Records
* BEGIN *

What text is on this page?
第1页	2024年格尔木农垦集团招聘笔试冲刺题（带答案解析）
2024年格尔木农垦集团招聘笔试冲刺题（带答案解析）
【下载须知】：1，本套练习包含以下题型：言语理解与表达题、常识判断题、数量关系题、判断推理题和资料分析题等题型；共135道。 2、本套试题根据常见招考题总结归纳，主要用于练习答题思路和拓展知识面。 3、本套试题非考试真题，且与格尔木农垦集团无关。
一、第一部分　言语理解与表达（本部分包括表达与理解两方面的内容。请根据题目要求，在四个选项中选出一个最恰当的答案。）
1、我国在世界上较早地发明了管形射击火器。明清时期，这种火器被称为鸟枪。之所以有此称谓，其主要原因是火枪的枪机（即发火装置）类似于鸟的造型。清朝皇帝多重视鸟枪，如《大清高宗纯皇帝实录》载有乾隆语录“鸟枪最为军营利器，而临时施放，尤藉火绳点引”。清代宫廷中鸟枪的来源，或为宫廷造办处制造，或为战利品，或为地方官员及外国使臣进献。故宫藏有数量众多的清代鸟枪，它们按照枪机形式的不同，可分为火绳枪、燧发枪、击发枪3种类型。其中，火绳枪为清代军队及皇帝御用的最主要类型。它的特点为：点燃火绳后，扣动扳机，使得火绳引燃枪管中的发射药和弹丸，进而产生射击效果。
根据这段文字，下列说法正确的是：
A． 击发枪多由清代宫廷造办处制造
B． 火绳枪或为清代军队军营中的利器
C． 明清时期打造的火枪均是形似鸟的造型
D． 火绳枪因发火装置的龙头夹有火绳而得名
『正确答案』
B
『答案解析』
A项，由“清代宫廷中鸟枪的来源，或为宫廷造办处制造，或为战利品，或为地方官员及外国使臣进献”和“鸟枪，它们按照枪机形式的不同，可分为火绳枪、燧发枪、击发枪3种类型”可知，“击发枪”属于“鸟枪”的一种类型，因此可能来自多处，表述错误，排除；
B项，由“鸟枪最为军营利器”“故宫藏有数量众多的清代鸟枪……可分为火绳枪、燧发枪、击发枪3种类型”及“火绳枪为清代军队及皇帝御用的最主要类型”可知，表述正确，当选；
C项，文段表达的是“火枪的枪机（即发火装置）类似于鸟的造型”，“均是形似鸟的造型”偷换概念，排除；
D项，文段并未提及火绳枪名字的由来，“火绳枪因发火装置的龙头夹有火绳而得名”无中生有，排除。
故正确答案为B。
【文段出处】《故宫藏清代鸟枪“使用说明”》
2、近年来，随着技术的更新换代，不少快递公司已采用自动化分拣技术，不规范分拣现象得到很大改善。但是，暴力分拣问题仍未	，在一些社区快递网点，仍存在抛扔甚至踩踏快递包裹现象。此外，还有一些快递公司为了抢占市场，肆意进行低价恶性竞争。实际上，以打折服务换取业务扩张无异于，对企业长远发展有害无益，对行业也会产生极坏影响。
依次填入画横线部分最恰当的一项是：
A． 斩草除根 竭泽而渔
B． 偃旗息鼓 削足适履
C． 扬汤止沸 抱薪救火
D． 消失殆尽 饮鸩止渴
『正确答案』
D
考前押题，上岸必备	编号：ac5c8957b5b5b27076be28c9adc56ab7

* END *

Read the entries and pick out all lines that include the word "火绳枪为清代军队及皇帝御用的最主要类型".

Written solution:
1、我国在世界上较早地发明了管形射击火器。明清时期，这种火器被称为鸟枪。之所以有此称谓，其主要原因是火枪的枪机（即发火装置）类似于鸟的造型。清朝皇帝多重视鸟枪，如《大清高宗纯皇帝实录》载有乾隆语录“鸟枪最为军营利器，而临时施放，尤藉火绳点引”。清代宫廷中鸟枪的来源，或为宫廷造办处制造，或为战利品，或为地方官员及外国使臣进献。故宫藏有数量众多的清代鸟枪，它们按照枪机形式的不同，可分为火绳枪、燧发枪、击发枪3种类型。其中，火绳枪为清代军队及皇帝御用的最主要类型。它的特点为：点燃火绳后，扣动扳机，使得火绳引燃枪管中的发射药和弹丸，进而产生射击效果。
B项，由“鸟枪最为军营利器”“故宫藏有数量众多的清代鸟枪……可分为火绳枪、燧发枪、击发枪3种类型”及“火绳枪为清代军队及皇帝御用的最主要类型”可知，表述正确，当选；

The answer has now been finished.